◆ Exercise aim ◆
Work through the data line by line, gathering every line that has the word "Access".

◆ Provided data ◆
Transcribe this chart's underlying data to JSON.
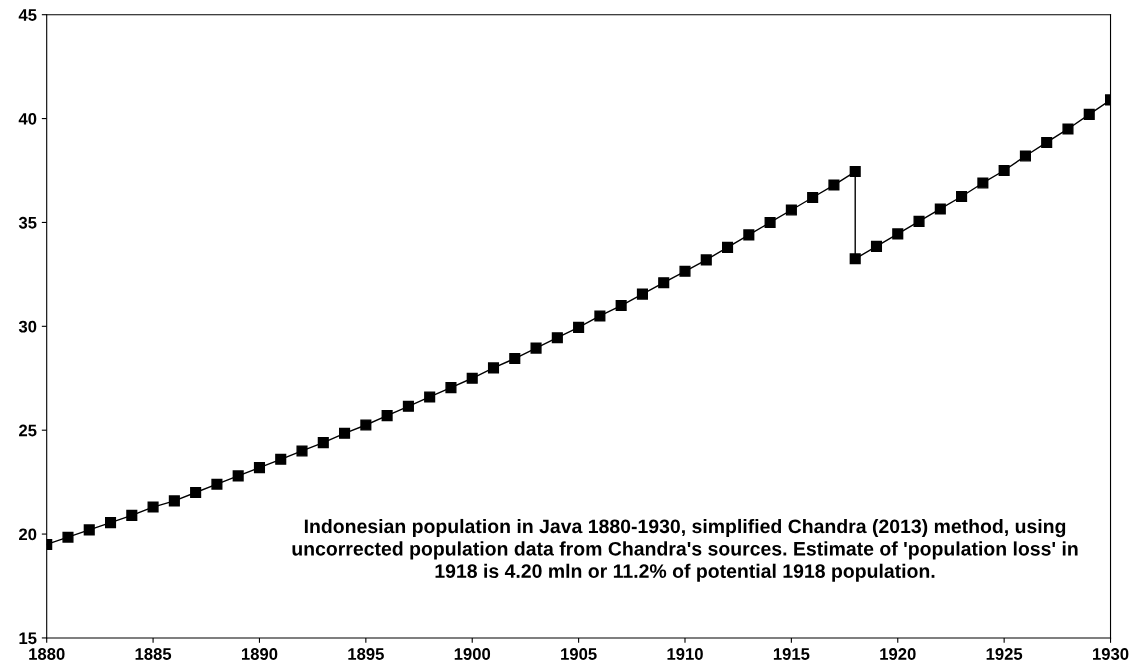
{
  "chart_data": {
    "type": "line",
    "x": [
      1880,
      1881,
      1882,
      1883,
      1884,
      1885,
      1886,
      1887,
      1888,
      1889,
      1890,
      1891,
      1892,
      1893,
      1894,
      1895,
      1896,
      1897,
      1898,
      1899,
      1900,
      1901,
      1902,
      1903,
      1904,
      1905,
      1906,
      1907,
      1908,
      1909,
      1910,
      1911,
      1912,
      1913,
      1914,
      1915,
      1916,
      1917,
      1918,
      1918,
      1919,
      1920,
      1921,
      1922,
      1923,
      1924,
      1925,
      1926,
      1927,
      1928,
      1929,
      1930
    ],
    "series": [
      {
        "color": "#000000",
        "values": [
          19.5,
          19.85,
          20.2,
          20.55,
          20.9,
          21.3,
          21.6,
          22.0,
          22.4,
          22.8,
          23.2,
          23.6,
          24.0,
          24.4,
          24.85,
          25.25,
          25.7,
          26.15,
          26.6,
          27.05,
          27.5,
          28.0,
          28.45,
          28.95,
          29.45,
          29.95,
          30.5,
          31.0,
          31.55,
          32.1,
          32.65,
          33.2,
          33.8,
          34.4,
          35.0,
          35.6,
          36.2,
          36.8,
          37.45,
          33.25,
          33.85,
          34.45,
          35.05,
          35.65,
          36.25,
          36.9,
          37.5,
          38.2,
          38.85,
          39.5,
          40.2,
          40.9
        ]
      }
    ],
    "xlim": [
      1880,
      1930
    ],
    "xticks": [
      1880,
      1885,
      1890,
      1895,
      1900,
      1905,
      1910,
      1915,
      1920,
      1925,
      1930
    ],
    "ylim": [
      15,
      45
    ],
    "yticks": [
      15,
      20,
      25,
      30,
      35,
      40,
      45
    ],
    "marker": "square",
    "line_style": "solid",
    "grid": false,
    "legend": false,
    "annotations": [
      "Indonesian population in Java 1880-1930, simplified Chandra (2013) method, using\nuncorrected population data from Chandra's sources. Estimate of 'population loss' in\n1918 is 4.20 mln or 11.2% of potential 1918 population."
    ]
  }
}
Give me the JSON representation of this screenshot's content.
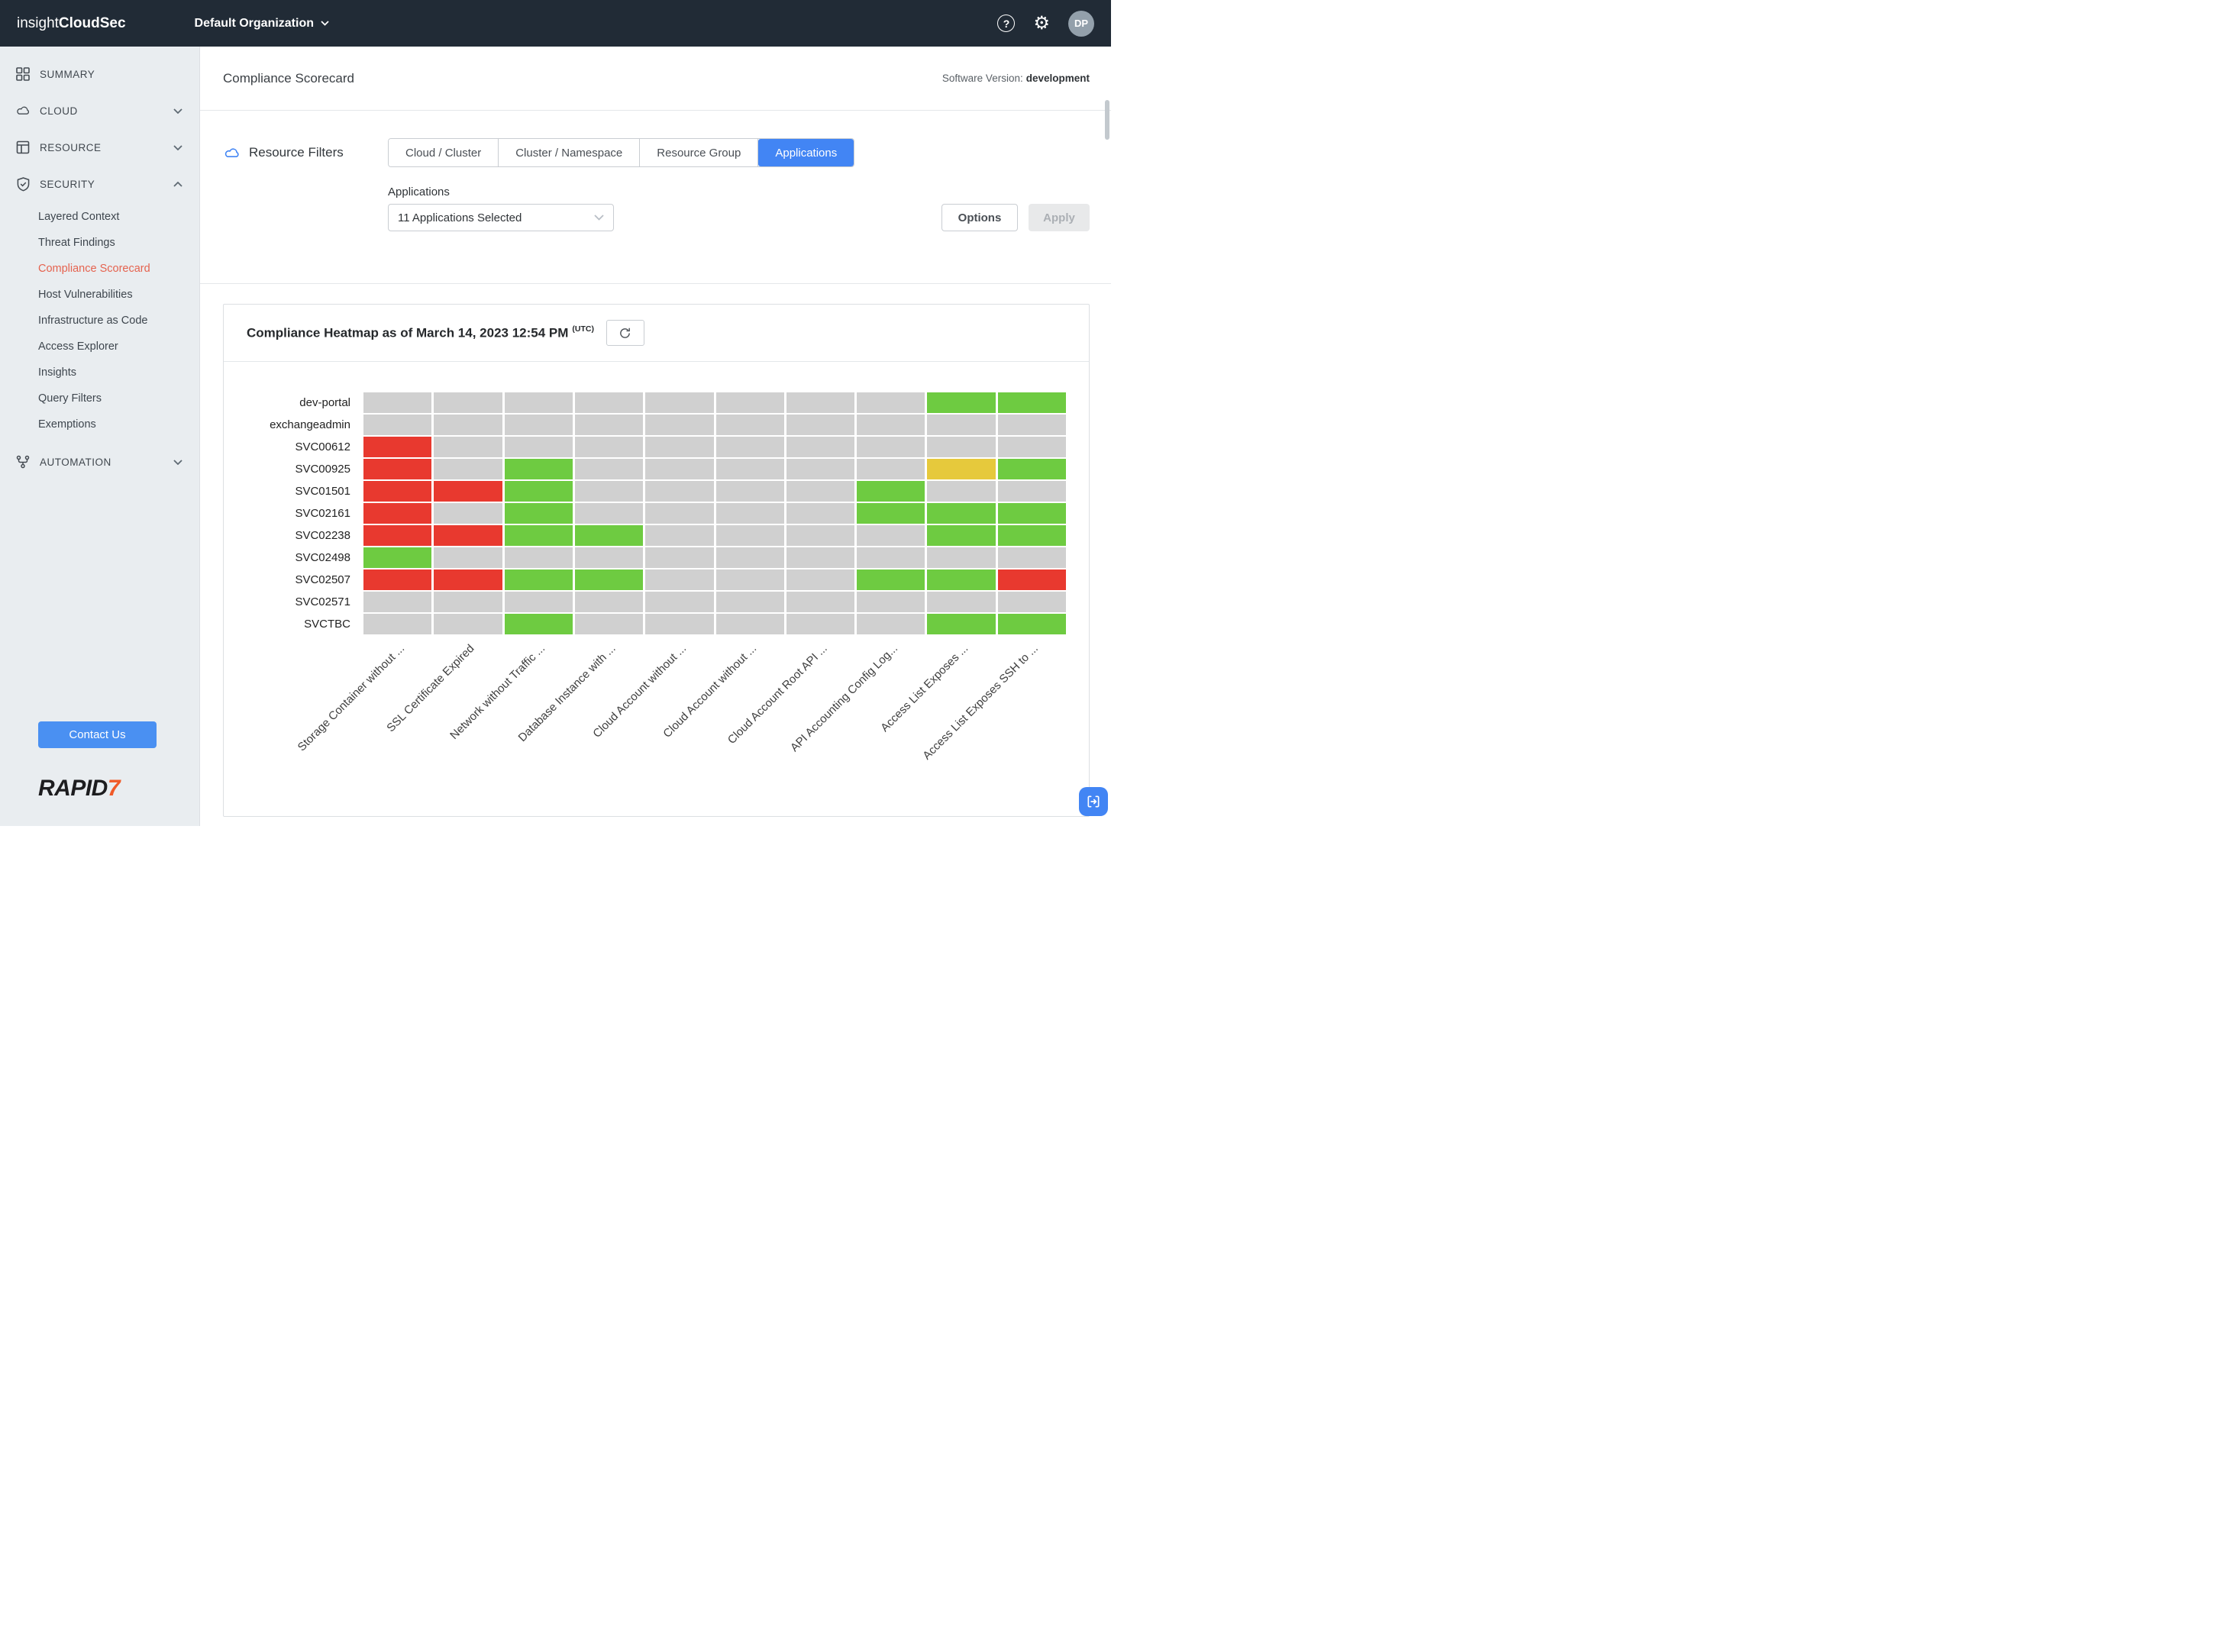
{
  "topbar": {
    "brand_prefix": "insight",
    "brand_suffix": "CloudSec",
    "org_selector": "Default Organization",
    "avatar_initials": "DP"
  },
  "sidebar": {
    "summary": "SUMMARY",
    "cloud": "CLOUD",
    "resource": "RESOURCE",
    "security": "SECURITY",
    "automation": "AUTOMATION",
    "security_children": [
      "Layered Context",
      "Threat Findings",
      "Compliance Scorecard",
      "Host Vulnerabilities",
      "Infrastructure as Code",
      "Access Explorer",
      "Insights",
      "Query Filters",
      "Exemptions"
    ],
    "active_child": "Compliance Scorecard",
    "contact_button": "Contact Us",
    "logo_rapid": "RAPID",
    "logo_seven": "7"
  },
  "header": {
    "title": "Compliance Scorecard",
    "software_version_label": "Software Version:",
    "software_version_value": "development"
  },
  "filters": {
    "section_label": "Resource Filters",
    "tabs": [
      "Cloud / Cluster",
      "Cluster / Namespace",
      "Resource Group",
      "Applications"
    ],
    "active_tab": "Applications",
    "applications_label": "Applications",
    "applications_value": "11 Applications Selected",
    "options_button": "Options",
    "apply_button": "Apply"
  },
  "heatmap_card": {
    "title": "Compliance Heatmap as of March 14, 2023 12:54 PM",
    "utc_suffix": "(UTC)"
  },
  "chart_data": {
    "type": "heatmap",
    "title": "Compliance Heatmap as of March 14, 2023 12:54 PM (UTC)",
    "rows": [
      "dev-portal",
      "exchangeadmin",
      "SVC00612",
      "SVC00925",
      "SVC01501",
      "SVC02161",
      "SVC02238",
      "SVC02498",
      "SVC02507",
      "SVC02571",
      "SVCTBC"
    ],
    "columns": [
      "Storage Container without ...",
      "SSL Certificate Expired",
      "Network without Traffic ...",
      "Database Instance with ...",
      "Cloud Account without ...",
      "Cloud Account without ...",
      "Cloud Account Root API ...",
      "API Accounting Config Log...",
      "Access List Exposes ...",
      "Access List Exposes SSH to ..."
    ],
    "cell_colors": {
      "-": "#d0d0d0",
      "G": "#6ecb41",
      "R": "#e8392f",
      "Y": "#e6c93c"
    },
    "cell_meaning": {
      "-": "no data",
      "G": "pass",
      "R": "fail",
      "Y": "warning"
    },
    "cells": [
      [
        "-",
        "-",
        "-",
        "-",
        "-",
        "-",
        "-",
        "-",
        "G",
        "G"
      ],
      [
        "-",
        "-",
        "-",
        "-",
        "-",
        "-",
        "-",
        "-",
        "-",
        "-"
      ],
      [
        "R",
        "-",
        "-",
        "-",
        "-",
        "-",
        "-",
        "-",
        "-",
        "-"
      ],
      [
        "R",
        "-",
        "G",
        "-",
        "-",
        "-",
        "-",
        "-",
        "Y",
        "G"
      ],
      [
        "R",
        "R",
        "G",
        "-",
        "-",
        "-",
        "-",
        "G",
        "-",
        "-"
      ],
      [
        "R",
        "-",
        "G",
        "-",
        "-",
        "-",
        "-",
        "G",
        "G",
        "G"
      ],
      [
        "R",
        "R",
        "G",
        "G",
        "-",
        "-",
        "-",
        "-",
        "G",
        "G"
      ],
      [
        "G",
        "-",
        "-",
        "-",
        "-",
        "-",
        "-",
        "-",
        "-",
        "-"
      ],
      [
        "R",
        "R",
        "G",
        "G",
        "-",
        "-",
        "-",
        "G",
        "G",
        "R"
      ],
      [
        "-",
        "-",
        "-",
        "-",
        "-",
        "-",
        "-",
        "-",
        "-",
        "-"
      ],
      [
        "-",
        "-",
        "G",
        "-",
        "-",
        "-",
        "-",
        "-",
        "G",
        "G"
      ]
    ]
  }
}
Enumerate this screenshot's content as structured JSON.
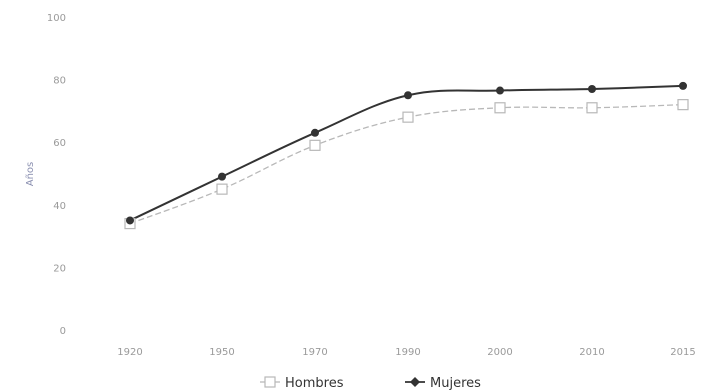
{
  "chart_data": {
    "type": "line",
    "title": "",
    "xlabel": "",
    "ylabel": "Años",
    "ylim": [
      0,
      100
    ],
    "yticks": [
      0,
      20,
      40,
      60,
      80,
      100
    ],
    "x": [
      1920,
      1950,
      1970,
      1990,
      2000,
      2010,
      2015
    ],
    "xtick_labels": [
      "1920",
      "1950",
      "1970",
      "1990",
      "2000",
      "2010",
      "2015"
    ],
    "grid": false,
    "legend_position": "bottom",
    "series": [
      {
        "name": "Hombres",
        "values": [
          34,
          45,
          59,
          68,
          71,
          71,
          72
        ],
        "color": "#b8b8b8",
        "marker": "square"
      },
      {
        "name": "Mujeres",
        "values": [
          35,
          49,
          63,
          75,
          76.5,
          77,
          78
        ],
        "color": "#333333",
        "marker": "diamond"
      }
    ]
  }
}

◆ Correct result ◆
      "Access Explorer",
      "Access List Exposes ...",
      "Access List Exposes SSH to ..."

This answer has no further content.